#### ENTRIES PROVIDED ####

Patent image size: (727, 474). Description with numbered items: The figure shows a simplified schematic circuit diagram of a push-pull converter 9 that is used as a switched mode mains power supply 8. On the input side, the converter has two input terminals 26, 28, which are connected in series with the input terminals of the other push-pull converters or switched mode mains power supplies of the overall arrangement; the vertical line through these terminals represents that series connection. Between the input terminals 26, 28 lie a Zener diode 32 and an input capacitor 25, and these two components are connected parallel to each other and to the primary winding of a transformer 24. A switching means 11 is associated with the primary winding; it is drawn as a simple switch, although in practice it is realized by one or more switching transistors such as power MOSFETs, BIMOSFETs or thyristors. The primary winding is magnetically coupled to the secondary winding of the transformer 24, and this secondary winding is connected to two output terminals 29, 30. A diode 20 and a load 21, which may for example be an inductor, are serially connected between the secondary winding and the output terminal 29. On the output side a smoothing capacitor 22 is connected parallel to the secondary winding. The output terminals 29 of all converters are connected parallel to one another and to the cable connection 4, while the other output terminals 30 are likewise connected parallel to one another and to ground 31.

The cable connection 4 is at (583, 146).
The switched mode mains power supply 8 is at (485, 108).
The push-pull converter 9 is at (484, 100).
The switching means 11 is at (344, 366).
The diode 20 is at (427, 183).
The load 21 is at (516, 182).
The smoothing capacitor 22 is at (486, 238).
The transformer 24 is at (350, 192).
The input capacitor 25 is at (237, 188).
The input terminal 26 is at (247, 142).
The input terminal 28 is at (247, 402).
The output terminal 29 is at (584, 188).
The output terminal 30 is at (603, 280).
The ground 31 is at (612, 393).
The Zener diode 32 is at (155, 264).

####

▸ **REQUIRED WORK**:
Recast every line of the material above as a Markdown table with the columns Row and Material line, skipping blank lines.

▸ **RESPONSE FOR THIS EXERCISE**:
| Row | Material line |
|---|---|
| 1 | Patent image size: (727, 474). Description with numbered items: The figure shows a simplified schematic circuit diagram of a push-pull converter 9 that is used as a switched mode mains power supply 8. On the input side, the converter has two input terminals 26, 28, which are connected in series with the input terminals of the other push-pull converters or switched mode mains power supplies of the overall arrangement; the vertical line through these terminals represents that series connection. Between the input terminals 26, 28 lie a Zener diode 32 and an input capacitor 25, and these two components are connected parallel to each other and to the primary winding of a transformer 24. A switching means 11 is associated with the primary winding; it is drawn as a simple switch, although in practice it is realized by one or more switching transistors such as power MOSFETs, BIMOSFETs or thyristors. The primary winding is magnetically coupled to the secondary winding of the transformer 24, and this secondary winding is connected to two output terminals 29, 30. A diode 20 and a load 21, which may for example be an inductor, are serially connected between the secondary winding and the output terminal 29. On the output side a smoothing capacitor 22 is connected parallel to the secondary winding. The output terminals 29 of all converters are connected parallel to one another and to the cable connection 4, while the other output terminals 30 are likewise connected parallel to one another and to ground 31. |
| 2 | The cable connection 4 is at (583, 146). |
| 3 | The switched mode mains power supply 8 is at (485, 108). |
| 4 | The push-pull converter 9 is at (484, 100). |
| 5 | The switching means 11 is at (344, 366). |
| 6 | The diode 20 is at (427, 183). |
| 7 | The load 21 is at (516, 182). |
| 8 | The smoothing capacitor 22 is at (486, 238). |
| 9 | The transformer 24 is at (350, 192). |
| 10 | The input capacitor 25 is at (237, 188). |
| 11 | The input terminal 26 is at (247, 142). |
| 12 | The input terminal 28 is at (247, 402). |
| 13 | The output terminal 29 is at (584, 188). |
| 14 | The output terminal 30 is at (603, 280). |
| 15 | The ground 31 is at (612, 393). |
| 16 | The Zener diode 32 is at (155, 264). |